*TASK PROMPT*
Collect each line of the records containing the string "lodd".

*DATASET RECORDS*
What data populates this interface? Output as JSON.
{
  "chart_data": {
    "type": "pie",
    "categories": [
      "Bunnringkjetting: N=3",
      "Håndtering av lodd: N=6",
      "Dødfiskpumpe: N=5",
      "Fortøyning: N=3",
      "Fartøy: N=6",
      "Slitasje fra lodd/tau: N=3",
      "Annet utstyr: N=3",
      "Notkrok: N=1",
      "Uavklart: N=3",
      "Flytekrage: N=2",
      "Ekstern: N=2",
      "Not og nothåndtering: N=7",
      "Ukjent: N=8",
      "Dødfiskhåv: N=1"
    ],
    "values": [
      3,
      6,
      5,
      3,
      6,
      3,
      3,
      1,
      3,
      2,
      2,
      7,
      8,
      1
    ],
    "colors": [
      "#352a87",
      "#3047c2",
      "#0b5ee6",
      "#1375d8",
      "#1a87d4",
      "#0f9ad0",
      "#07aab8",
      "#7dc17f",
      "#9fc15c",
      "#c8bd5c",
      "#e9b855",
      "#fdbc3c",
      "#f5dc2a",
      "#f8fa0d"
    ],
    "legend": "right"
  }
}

*SOLUTION TO THIS TASK*
      "Håndtering av lodd: N=6",
      "Slitasje fra lodd/tau: N=3",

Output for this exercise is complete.